Reproduce the whole listing below without its pictures, exactly as written.

—————

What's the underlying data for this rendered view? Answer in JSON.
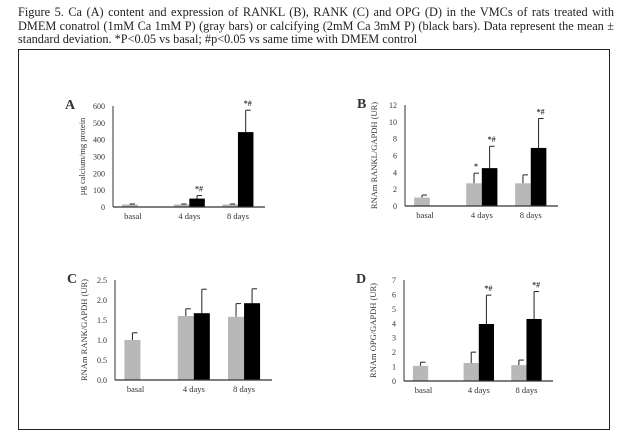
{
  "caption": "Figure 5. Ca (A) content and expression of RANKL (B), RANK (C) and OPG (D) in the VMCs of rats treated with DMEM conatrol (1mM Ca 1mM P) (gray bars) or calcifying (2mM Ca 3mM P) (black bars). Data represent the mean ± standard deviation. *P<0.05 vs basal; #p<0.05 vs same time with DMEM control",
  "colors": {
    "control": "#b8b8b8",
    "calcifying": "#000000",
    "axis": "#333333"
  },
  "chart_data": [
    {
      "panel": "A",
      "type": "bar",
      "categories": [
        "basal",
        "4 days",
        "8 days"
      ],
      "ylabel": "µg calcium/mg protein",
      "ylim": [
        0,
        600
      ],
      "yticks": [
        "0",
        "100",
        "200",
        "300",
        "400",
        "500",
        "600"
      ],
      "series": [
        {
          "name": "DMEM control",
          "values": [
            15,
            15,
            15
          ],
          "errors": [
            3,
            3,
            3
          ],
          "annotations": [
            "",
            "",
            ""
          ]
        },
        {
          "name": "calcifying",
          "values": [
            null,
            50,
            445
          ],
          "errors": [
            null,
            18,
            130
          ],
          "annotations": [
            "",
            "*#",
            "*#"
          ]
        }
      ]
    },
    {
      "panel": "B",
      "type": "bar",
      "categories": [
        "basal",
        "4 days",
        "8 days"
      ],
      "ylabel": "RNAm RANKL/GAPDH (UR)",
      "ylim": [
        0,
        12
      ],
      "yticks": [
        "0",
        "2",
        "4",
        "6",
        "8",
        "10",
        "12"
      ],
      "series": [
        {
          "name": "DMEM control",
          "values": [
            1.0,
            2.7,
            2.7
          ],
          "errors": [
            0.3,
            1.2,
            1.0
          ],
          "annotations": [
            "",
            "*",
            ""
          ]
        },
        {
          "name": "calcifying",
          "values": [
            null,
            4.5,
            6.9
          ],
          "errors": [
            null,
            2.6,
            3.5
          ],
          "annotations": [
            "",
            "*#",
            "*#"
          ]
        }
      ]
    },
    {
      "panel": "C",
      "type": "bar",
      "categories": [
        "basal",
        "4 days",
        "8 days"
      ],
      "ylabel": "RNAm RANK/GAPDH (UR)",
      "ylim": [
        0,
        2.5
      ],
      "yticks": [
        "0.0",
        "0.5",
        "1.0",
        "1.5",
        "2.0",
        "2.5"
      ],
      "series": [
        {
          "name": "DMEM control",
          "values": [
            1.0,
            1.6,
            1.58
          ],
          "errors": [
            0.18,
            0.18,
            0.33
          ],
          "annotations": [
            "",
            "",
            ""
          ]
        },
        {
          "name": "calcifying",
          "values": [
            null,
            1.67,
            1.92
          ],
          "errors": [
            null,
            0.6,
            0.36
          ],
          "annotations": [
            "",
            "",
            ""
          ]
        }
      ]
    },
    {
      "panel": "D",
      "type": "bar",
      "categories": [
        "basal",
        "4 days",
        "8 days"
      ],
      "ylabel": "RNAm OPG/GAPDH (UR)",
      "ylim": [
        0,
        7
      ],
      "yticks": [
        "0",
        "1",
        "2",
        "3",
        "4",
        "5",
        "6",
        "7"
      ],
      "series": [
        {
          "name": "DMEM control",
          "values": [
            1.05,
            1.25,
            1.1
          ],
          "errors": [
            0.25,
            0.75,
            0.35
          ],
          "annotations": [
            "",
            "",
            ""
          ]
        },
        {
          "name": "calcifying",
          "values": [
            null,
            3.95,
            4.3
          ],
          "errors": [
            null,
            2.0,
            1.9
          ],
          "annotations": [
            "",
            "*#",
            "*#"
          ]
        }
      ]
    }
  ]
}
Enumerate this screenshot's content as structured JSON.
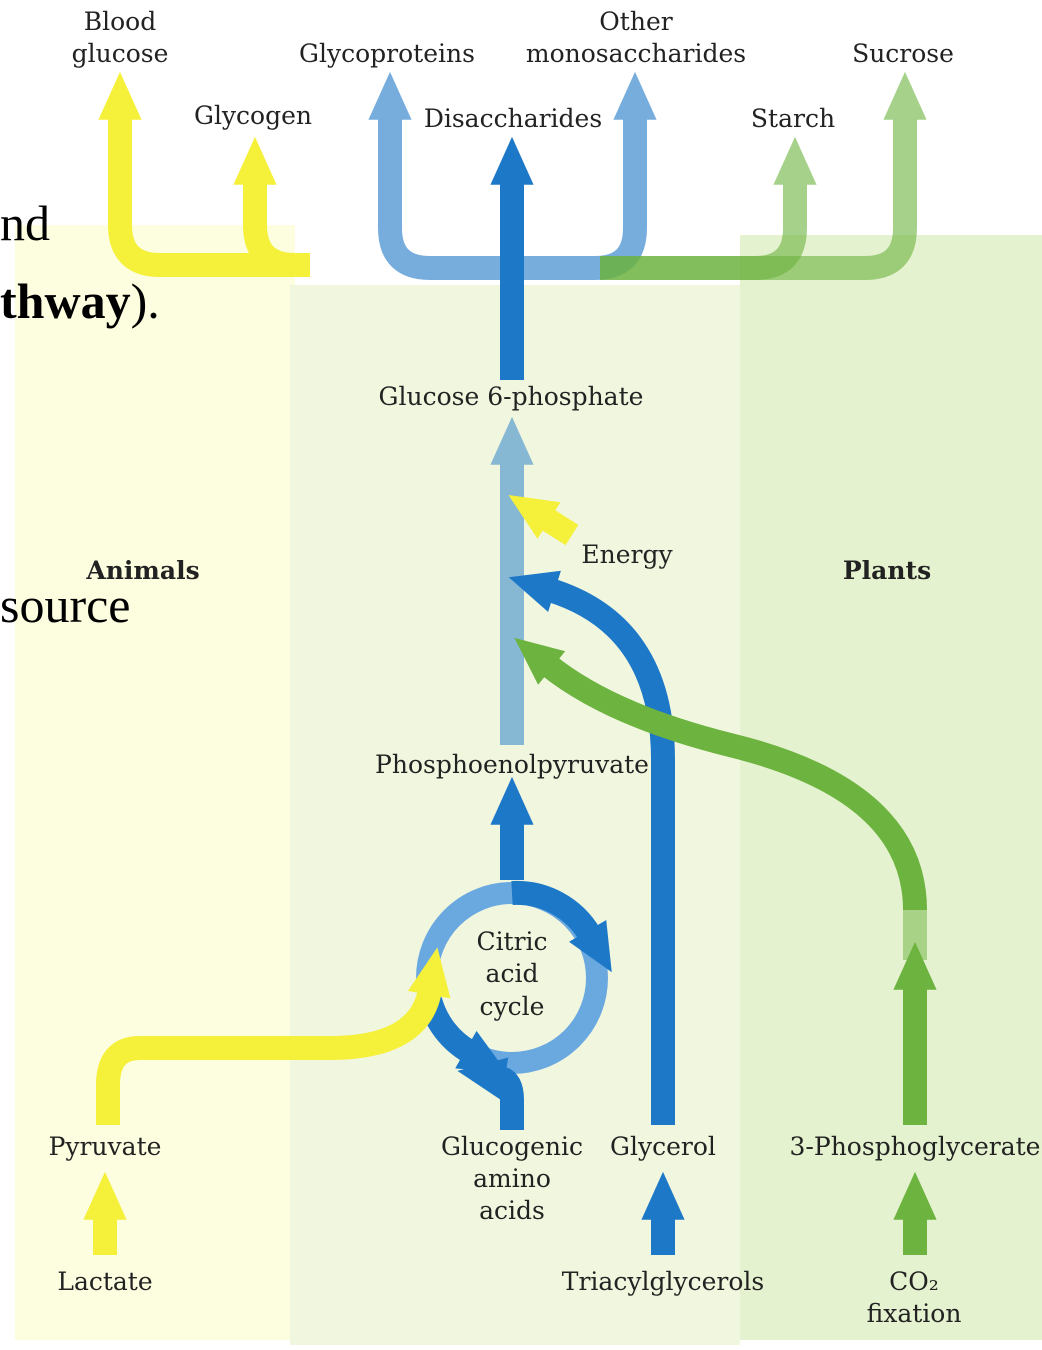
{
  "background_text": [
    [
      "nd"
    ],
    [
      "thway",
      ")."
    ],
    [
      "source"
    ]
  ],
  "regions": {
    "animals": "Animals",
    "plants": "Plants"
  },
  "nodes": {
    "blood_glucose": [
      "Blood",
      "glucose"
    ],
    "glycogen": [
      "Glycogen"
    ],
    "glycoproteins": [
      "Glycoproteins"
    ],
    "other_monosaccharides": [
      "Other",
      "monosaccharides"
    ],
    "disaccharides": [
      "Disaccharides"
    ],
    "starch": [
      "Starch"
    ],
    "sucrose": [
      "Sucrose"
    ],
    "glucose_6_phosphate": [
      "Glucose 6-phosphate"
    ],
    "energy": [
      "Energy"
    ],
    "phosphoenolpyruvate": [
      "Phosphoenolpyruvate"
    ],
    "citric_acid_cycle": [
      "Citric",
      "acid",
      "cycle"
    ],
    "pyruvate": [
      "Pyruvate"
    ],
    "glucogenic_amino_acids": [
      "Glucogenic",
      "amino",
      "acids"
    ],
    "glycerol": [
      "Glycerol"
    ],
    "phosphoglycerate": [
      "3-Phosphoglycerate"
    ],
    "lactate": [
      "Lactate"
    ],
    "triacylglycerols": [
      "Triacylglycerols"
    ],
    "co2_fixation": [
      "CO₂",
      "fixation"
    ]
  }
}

—————

> _Solution_
What's the underlying data for this rendered view? Answer in JSON.
{
  "caption": "Figure 5. Ca (A) content and expression of RANKL (B), RANK (C) and OPG (D) in the VMCs of rats treated with DMEM conatrol (1mM Ca 1mM P) (gray bars) or calcifying (2mM Ca 3mM P) (black bars). Data represent the mean ± standard deviation. *P<0.05 vs basal; #p<0.05 vs same time with DMEM control",
  "colors": {
    "control": "#b8b8b8",
    "calcifying": "#000000",
    "axis": "#333333"
  },
  "chart_data": [
    {
      "panel": "A",
      "type": "bar",
      "categories": [
        "basal",
        "4 days",
        "8 days"
      ],
      "ylabel": "µg calcium/mg protein",
      "ylim": [
        0,
        600
      ],
      "yticks": [
        "0",
        "100",
        "200",
        "300",
        "400",
        "500",
        "600"
      ],
      "series": [
        {
          "name": "DMEM control",
          "values": [
            15,
            15,
            15
          ],
          "errors": [
            3,
            3,
            3
          ],
          "annotations": [
            "",
            "",
            ""
          ]
        },
        {
          "name": "calcifying",
          "values": [
            null,
            50,
            445
          ],
          "errors": [
            null,
            18,
            130
          ],
          "annotations": [
            "",
            "*#",
            "*#"
          ]
        }
      ]
    },
    {
      "panel": "B",
      "type": "bar",
      "categories": [
        "basal",
        "4 days",
        "8 days"
      ],
      "ylabel": "RNAm RANKL/GAPDH (UR)",
      "ylim": [
        0,
        12
      ],
      "yticks": [
        "0",
        "2",
        "4",
        "6",
        "8",
        "10",
        "12"
      ],
      "series": [
        {
          "name": "DMEM control",
          "values": [
            1.0,
            2.7,
            2.7
          ],
          "errors": [
            0.3,
            1.2,
            1.0
          ],
          "annotations": [
            "",
            "*",
            ""
          ]
        },
        {
          "name": "calcifying",
          "values": [
            null,
            4.5,
            6.9
          ],
          "errors": [
            null,
            2.6,
            3.5
          ],
          "annotations": [
            "",
            "*#",
            "*#"
          ]
        }
      ]
    },
    {
      "panel": "C",
      "type": "bar",
      "categories": [
        "basal",
        "4 days",
        "8 days"
      ],
      "ylabel": "RNAm RANK/GAPDH (UR)",
      "ylim": [
        0,
        2.5
      ],
      "yticks": [
        "0.0",
        "0.5",
        "1.0",
        "1.5",
        "2.0",
        "2.5"
      ],
      "series": [
        {
          "name": "DMEM control",
          "values": [
            1.0,
            1.6,
            1.58
          ],
          "errors": [
            0.18,
            0.18,
            0.33
          ],
          "annotations": [
            "",
            "",
            ""
          ]
        },
        {
          "name": "calcifying",
          "values": [
            null,
            1.67,
            1.92
          ],
          "errors": [
            null,
            0.6,
            0.36
          ],
          "annotations": [
            "",
            "",
            ""
          ]
        }
      ]
    },
    {
      "panel": "D",
      "type": "bar",
      "categories": [
        "basal",
        "4 days",
        "8 days"
      ],
      "ylabel": "RNAm OPG/GAPDH (UR)",
      "ylim": [
        0,
        7
      ],
      "yticks": [
        "0",
        "1",
        "2",
        "3",
        "4",
        "5",
        "6",
        "7"
      ],
      "series": [
        {
          "name": "DMEM control",
          "values": [
            1.05,
            1.25,
            1.1
          ],
          "errors": [
            0.25,
            0.75,
            0.35
          ],
          "annotations": [
            "",
            "",
            ""
          ]
        },
        {
          "name": "calcifying",
          "values": [
            null,
            3.95,
            4.3
          ],
          "errors": [
            null,
            2.0,
            1.9
          ],
          "annotations": [
            "",
            "*#",
            "*#"
          ]
        }
      ]
    }
  ]
}
Enumerate this screenshot's content as structured JSON.
{
  "background_text": [
    [
      "nd"
    ],
    [
      "thway",
      ")."
    ],
    [
      "source"
    ]
  ],
  "regions": {
    "animals": "Animals",
    "plants": "Plants"
  },
  "nodes": {
    "blood_glucose": [
      "Blood",
      "glucose"
    ],
    "glycogen": [
      "Glycogen"
    ],
    "glycoproteins": [
      "Glycoproteins"
    ],
    "other_monosaccharides": [
      "Other",
      "monosaccharides"
    ],
    "disaccharides": [
      "Disaccharides"
    ],
    "starch": [
      "Starch"
    ],
    "sucrose": [
      "Sucrose"
    ],
    "glucose_6_phosphate": [
      "Glucose 6-phosphate"
    ],
    "energy": [
      "Energy"
    ],
    "phosphoenolpyruvate": [
      "Phosphoenolpyruvate"
    ],
    "citric_acid_cycle": [
      "Citric",
      "acid",
      "cycle"
    ],
    "pyruvate": [
      "Pyruvate"
    ],
    "glucogenic_amino_acids": [
      "Glucogenic",
      "amino",
      "acids"
    ],
    "glycerol": [
      "Glycerol"
    ],
    "phosphoglycerate": [
      "3-Phosphoglycerate"
    ],
    "lactate": [
      "Lactate"
    ],
    "triacylglycerols": [
      "Triacylglycerols"
    ],
    "co2_fixation": [
      "CO₂",
      "fixation"
    ]
  }
}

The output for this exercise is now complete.